(Box annotation data)
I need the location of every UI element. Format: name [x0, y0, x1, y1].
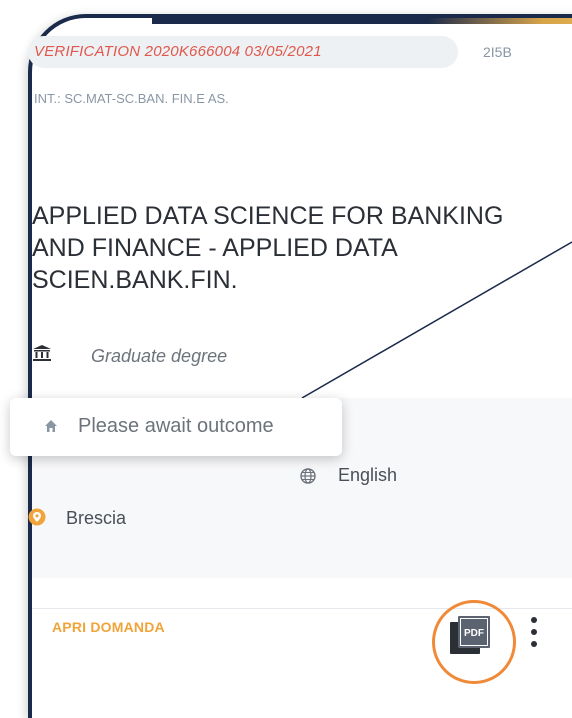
course-title: APPLIED DATA SCIENCE FOR BANKING AND FIN… [32, 202, 504, 294]
apri-domanda-button[interactable]: APRI DOMANDA [52, 619, 165, 635]
map-pin-icon [28, 508, 46, 526]
verification-text: VERIFICATION 2020K666004 03/05/2021 [34, 43, 322, 60]
card-top-accent [152, 18, 572, 24]
application-code: 2I5B [483, 44, 512, 60]
bank-icon [33, 345, 51, 361]
more-vert-icon[interactable] [530, 612, 538, 652]
language-text: English [338, 465, 398, 485]
status-text: Please await outcome [78, 415, 274, 437]
pdf-icon[interactable]: PDF [448, 614, 492, 658]
degree-type: Graduate degree [91, 346, 228, 366]
interclass-text: INT.: SC.MAT-SC.BAN. FIN.E AS. [34, 91, 229, 106]
pdf-icon-label: PDF [464, 628, 484, 639]
globe-icon [300, 468, 316, 484]
home-icon [45, 420, 57, 432]
city-text: Brescia [66, 508, 127, 528]
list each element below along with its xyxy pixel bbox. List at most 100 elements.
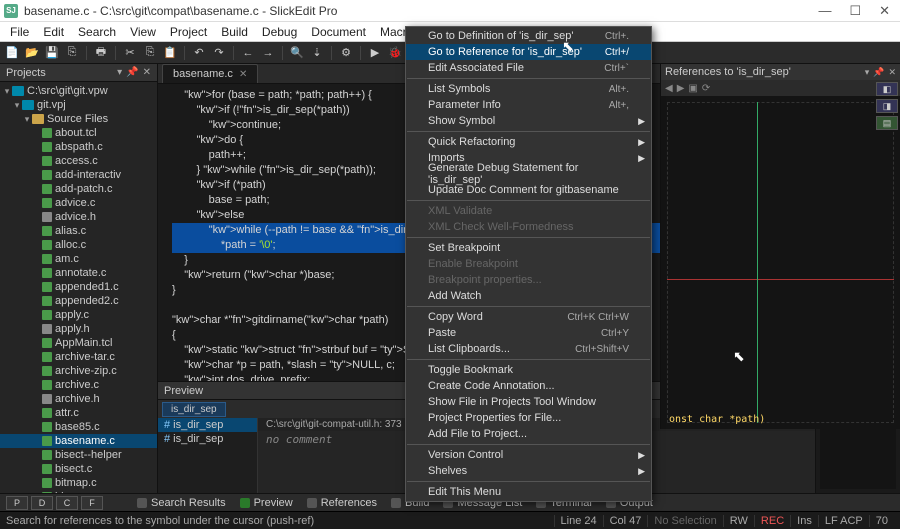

# Prompt
Quote the entire listing above verbatim, line for line, and omit the pictures.

# Solution for this exercise
I need the location of every UI element. Format: name [x0, y0, x1, y1].
course-title: APPLIED DATA SCIENCE FOR BANKING AND FIN… [32, 202, 504, 294]
apri-domanda-button[interactable]: APRI DOMANDA [52, 619, 165, 635]
map-pin-icon [28, 508, 46, 526]
verification-text: VERIFICATION 2020K666004 03/05/2021 [34, 43, 322, 60]
card-top-accent [152, 18, 572, 24]
application-code: 2I5B [483, 44, 512, 60]
bank-icon [33, 345, 51, 361]
more-vert-icon[interactable] [530, 612, 538, 652]
language-text: English [338, 465, 398, 485]
status-text: Please await outcome [78, 415, 274, 437]
pdf-icon[interactable]: PDF [448, 614, 492, 658]
degree-type: Graduate degree [91, 346, 228, 366]
interclass-text: INT.: SC.MAT-SC.BAN. FIN.E AS. [34, 91, 229, 106]
pdf-icon-label: PDF [464, 628, 484, 639]
globe-icon [300, 468, 316, 484]
home-icon [45, 420, 57, 432]
city-text: Brescia [66, 508, 127, 528]
list each element below along with its xyxy pixel bbox. List at most 100 elements.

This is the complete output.